Records excerpted from a collection
☆ ☆ ☆ ☆ ☆ ☆ ☆

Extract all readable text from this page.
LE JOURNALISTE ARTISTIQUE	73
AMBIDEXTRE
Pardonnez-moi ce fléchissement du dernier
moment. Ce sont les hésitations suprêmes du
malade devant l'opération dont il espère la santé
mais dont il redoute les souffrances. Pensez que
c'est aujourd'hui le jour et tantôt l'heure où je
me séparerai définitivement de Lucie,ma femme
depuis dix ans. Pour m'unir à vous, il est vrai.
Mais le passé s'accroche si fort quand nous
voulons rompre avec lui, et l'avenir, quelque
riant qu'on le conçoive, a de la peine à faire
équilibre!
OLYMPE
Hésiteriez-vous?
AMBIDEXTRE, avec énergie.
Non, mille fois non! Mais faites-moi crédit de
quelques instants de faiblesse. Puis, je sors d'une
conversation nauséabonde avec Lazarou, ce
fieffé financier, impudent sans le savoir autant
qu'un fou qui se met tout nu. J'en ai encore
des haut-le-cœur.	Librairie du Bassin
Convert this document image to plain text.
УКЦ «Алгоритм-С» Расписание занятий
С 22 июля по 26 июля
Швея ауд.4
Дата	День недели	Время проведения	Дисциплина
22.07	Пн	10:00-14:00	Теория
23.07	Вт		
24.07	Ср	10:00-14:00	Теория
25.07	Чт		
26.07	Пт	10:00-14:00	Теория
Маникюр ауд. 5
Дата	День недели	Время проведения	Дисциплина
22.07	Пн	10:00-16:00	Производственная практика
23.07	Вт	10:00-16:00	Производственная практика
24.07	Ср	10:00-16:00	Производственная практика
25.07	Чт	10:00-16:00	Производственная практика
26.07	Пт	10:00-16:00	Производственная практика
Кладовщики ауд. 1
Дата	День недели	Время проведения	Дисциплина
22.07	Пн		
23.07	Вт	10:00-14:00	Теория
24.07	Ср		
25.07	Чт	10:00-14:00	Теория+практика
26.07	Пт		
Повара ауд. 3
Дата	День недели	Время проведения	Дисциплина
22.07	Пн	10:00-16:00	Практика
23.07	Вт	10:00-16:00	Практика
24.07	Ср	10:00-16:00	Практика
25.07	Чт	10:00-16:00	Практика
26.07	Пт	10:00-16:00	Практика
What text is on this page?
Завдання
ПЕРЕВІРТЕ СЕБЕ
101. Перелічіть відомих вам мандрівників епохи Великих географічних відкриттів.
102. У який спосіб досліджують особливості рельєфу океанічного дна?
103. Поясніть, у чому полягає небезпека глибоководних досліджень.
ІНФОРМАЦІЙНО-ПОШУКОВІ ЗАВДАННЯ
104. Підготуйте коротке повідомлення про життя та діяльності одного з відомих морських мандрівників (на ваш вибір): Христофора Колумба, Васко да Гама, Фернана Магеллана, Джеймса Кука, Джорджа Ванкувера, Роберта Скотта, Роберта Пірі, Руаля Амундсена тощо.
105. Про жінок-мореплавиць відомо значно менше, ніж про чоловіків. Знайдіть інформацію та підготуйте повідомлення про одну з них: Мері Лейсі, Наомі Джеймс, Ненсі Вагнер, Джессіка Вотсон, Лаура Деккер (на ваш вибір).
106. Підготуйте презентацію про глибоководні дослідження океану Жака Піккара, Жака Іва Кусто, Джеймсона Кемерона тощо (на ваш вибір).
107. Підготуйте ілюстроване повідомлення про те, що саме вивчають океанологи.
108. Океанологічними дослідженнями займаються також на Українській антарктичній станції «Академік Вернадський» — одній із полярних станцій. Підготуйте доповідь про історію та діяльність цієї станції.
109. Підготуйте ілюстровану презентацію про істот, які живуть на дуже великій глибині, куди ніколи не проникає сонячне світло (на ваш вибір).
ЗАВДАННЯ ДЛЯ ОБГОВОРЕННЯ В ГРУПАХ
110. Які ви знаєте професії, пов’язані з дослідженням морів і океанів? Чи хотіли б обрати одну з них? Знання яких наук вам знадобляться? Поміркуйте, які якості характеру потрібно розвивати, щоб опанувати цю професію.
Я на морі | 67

☆ ☆ ☆ ☆ ☆ ☆ ☆

= EXERCISE GOAL =
Wherever a line in the data above holds "text", copy that line.

= SOLVED EXERCISE =
Extract all readable text from this page.
Convert this document image to plain text.
What text is on this page?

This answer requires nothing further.